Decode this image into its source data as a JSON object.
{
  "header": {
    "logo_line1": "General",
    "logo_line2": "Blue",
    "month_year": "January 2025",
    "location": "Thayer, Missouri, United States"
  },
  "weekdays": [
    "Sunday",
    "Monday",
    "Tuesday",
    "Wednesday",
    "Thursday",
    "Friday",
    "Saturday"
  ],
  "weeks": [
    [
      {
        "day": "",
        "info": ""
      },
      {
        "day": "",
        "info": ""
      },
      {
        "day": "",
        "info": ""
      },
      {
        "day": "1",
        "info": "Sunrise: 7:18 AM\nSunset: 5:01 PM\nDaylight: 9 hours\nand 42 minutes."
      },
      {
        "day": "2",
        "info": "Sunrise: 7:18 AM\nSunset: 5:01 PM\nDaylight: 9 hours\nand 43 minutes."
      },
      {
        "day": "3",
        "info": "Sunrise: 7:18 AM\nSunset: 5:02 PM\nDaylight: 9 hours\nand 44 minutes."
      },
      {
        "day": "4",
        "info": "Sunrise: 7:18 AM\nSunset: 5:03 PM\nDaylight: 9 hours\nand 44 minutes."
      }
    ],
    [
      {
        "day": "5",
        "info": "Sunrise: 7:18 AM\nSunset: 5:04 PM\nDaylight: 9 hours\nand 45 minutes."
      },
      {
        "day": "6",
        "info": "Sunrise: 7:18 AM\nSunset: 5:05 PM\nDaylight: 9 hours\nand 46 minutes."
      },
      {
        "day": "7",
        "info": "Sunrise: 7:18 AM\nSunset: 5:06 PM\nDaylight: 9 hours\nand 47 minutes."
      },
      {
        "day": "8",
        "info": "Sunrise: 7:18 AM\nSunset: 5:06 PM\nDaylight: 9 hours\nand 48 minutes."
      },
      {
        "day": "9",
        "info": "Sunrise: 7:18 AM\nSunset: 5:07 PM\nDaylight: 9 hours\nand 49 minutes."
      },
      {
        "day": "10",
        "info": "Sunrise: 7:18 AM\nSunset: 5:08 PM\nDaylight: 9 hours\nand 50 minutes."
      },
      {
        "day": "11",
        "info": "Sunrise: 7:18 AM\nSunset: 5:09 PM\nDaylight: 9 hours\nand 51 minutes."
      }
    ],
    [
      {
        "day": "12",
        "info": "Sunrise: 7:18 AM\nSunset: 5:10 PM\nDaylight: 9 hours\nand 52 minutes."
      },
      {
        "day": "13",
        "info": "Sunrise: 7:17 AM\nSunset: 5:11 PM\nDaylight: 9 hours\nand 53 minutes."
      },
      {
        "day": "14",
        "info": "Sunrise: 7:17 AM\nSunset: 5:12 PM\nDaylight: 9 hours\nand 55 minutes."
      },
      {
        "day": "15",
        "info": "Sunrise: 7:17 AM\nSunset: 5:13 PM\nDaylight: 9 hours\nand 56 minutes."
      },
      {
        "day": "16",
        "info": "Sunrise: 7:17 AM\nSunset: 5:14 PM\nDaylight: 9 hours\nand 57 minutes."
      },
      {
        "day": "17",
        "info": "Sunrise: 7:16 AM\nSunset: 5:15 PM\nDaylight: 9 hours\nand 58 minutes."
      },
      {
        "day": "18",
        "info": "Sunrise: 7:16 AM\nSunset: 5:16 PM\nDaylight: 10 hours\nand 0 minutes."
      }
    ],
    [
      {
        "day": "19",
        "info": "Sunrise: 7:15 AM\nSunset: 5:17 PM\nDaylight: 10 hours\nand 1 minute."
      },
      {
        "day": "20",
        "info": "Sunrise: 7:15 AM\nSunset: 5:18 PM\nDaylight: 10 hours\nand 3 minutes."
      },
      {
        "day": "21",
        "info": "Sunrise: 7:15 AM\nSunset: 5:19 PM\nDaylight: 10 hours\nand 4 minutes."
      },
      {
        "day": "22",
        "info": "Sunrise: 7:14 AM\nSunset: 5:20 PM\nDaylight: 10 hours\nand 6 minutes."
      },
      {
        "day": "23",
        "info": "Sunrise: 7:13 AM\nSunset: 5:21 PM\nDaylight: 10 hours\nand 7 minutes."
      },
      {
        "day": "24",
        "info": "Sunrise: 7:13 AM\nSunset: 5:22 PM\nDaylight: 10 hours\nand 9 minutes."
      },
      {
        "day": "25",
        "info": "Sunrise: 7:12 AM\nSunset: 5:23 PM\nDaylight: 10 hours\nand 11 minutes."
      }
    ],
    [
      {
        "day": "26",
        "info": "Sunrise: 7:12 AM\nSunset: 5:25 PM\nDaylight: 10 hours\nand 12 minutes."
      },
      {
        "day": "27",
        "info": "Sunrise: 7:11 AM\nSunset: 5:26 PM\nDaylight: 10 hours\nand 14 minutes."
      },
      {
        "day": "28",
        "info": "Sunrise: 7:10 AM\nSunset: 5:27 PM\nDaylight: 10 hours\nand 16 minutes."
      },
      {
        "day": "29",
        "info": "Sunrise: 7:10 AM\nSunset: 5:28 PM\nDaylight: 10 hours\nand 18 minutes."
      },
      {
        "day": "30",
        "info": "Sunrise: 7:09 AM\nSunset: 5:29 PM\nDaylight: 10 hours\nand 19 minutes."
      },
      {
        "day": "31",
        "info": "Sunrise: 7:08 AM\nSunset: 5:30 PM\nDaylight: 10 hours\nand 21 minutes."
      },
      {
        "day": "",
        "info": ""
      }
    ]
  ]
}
================
WHAT YOU NEED TO DO
Each entry above is to be printed again exactly.

RESPONSE
Decode this image into its source data as a JSON object.
{
  "header": {
    "logo_line1": "General",
    "logo_line2": "Blue",
    "month_year": "January 2025",
    "location": "Thayer, Missouri, United States"
  },
  "weekdays": [
    "Sunday",
    "Monday",
    "Tuesday",
    "Wednesday",
    "Thursday",
    "Friday",
    "Saturday"
  ],
  "weeks": [
    [
      {
        "day": "",
        "info": ""
      },
      {
        "day": "",
        "info": ""
      },
      {
        "day": "",
        "info": ""
      },
      {
        "day": "1",
        "info": "Sunrise: 7:18 AM\nSunset: 5:01 PM\nDaylight: 9 hours\nand 42 minutes."
      },
      {
        "day": "2",
        "info": "Sunrise: 7:18 AM\nSunset: 5:01 PM\nDaylight: 9 hours\nand 43 minutes."
      },
      {
        "day": "3",
        "info": "Sunrise: 7:18 AM\nSunset: 5:02 PM\nDaylight: 9 hours\nand 44 minutes."
      },
      {
        "day": "4",
        "info": "Sunrise: 7:18 AM\nSunset: 5:03 PM\nDaylight: 9 hours\nand 44 minutes."
      }
    ],
    [
      {
        "day": "5",
        "info": "Sunrise: 7:18 AM\nSunset: 5:04 PM\nDaylight: 9 hours\nand 45 minutes."
      },
      {
        "day": "6",
        "info": "Sunrise: 7:18 AM\nSunset: 5:05 PM\nDaylight: 9 hours\nand 46 minutes."
      },
      {
        "day": "7",
        "info": "Sunrise: 7:18 AM\nSunset: 5:06 PM\nDaylight: 9 hours\nand 47 minutes."
      },
      {
        "day": "8",
        "info": "Sunrise: 7:18 AM\nSunset: 5:06 PM\nDaylight: 9 hours\nand 48 minutes."
      },
      {
        "day": "9",
        "info": "Sunrise: 7:18 AM\nSunset: 5:07 PM\nDaylight: 9 hours\nand 49 minutes."
      },
      {
        "day": "10",
        "info": "Sunrise: 7:18 AM\nSunset: 5:08 PM\nDaylight: 9 hours\nand 50 minutes."
      },
      {
        "day": "11",
        "info": "Sunrise: 7:18 AM\nSunset: 5:09 PM\nDaylight: 9 hours\nand 51 minutes."
      }
    ],
    [
      {
        "day": "12",
        "info": "Sunrise: 7:18 AM\nSunset: 5:10 PM\nDaylight: 9 hours\nand 52 minutes."
      },
      {
        "day": "13",
        "info": "Sunrise: 7:17 AM\nSunset: 5:11 PM\nDaylight: 9 hours\nand 53 minutes."
      },
      {
        "day": "14",
        "info": "Sunrise: 7:17 AM\nSunset: 5:12 PM\nDaylight: 9 hours\nand 55 minutes."
      },
      {
        "day": "15",
        "info": "Sunrise: 7:17 AM\nSunset: 5:13 PM\nDaylight: 9 hours\nand 56 minutes."
      },
      {
        "day": "16",
        "info": "Sunrise: 7:17 AM\nSunset: 5:14 PM\nDaylight: 9 hours\nand 57 minutes."
      },
      {
        "day": "17",
        "info": "Sunrise: 7:16 AM\nSunset: 5:15 PM\nDaylight: 9 hours\nand 58 minutes."
      },
      {
        "day": "18",
        "info": "Sunrise: 7:16 AM\nSunset: 5:16 PM\nDaylight: 10 hours\nand 0 minutes."
      }
    ],
    [
      {
        "day": "19",
        "info": "Sunrise: 7:15 AM\nSunset: 5:17 PM\nDaylight: 10 hours\nand 1 minute."
      },
      {
        "day": "20",
        "info": "Sunrise: 7:15 AM\nSunset: 5:18 PM\nDaylight: 10 hours\nand 3 minutes."
      },
      {
        "day": "21",
        "info": "Sunrise: 7:15 AM\nSunset: 5:19 PM\nDaylight: 10 hours\nand 4 minutes."
      },
      {
        "day": "22",
        "info": "Sunrise: 7:14 AM\nSunset: 5:20 PM\nDaylight: 10 hours\nand 6 minutes."
      },
      {
        "day": "23",
        "info": "Sunrise: 7:13 AM\nSunset: 5:21 PM\nDaylight: 10 hours\nand 7 minutes."
      },
      {
        "day": "24",
        "info": "Sunrise: 7:13 AM\nSunset: 5:22 PM\nDaylight: 10 hours\nand 9 minutes."
      },
      {
        "day": "25",
        "info": "Sunrise: 7:12 AM\nSunset: 5:23 PM\nDaylight: 10 hours\nand 11 minutes."
      }
    ],
    [
      {
        "day": "26",
        "info": "Sunrise: 7:12 AM\nSunset: 5:25 PM\nDaylight: 10 hours\nand 12 minutes."
      },
      {
        "day": "27",
        "info": "Sunrise: 7:11 AM\nSunset: 5:26 PM\nDaylight: 10 hours\nand 14 minutes."
      },
      {
        "day": "28",
        "info": "Sunrise: 7:10 AM\nSunset: 5:27 PM\nDaylight: 10 hours\nand 16 minutes."
      },
      {
        "day": "29",
        "info": "Sunrise: 7:10 AM\nSunset: 5:28 PM\nDaylight: 10 hours\nand 18 minutes."
      },
      {
        "day": "30",
        "info": "Sunrise: 7:09 AM\nSunset: 5:29 PM\nDaylight: 10 hours\nand 19 minutes."
      },
      {
        "day": "31",
        "info": "Sunrise: 7:08 AM\nSunset: 5:30 PM\nDaylight: 10 hours\nand 21 minutes."
      },
      {
        "day": "",
        "info": ""
      }
    ]
  ]
}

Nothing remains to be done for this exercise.